--- start MATERIAL FOR THE TASK ---
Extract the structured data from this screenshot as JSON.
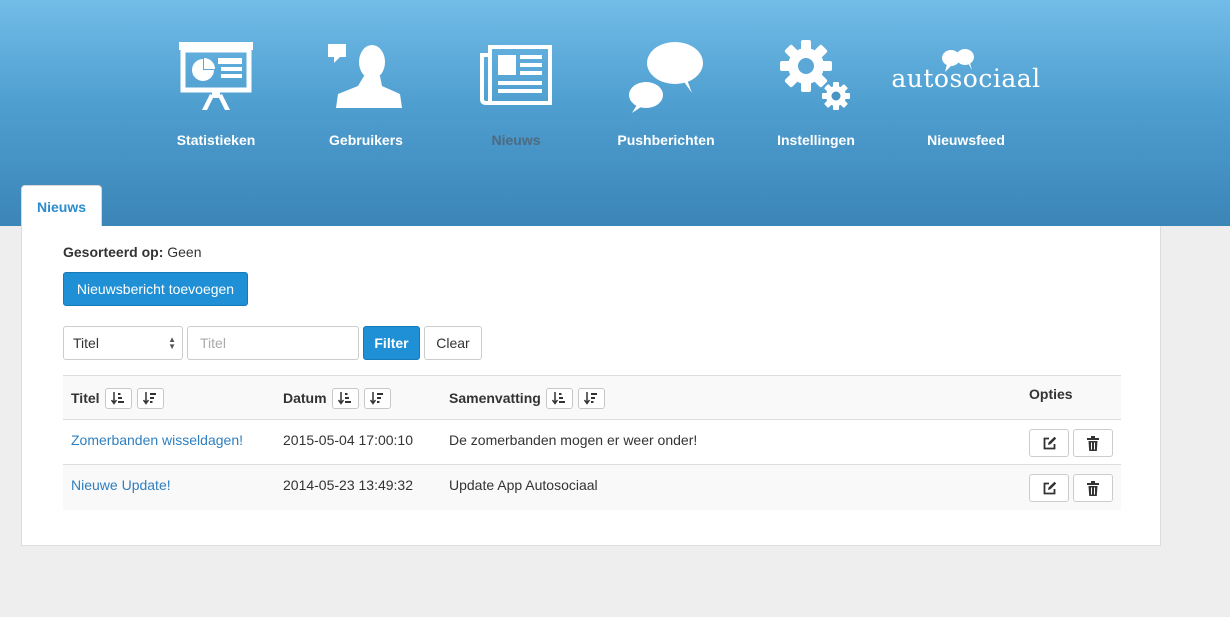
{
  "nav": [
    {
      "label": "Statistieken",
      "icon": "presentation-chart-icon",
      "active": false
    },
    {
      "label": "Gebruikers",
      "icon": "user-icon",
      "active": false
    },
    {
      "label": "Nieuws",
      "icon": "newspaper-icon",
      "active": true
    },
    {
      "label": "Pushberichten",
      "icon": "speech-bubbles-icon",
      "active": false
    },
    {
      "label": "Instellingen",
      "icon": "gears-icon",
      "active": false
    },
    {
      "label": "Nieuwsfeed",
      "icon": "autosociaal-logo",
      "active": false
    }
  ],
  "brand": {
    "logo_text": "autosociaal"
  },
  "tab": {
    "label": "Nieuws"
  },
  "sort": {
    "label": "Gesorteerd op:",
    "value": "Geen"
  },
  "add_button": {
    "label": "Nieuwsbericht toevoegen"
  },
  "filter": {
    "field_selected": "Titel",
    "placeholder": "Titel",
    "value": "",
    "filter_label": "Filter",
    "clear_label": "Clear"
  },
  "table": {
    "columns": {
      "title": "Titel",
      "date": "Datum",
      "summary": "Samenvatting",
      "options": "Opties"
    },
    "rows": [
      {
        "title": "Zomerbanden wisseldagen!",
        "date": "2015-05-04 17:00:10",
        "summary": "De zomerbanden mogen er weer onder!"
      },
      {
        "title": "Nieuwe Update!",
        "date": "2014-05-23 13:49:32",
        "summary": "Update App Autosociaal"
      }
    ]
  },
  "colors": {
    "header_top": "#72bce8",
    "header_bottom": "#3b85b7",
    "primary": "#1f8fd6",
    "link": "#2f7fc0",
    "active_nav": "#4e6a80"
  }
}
--- end MATERIAL FOR THE TASK ---
--- start MATERIAL FOR THE TASK ---
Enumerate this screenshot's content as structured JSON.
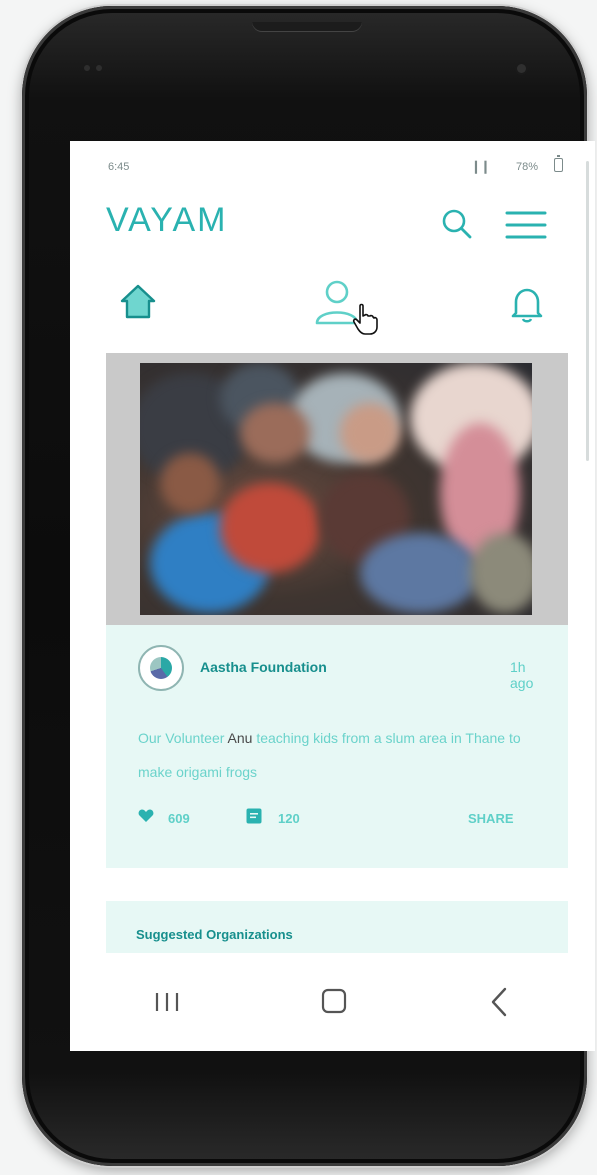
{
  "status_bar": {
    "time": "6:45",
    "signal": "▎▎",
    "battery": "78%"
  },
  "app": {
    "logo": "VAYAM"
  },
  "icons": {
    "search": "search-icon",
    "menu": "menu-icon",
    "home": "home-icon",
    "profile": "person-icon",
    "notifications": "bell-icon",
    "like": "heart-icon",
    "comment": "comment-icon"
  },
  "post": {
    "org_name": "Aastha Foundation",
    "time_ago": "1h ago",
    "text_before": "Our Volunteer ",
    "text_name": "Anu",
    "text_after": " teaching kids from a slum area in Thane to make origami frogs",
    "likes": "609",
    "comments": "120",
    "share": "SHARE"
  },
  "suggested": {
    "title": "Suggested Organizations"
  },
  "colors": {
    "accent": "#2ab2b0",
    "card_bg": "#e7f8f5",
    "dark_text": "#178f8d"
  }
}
--- end MATERIAL FOR THE TASK ---
* **REQUEST**:
Collect from the data above every line that includes "Update".

* **FINAL RESULT**:
        "title": "Nieuwe Update!",
        "summary": "Update App Autosociaal"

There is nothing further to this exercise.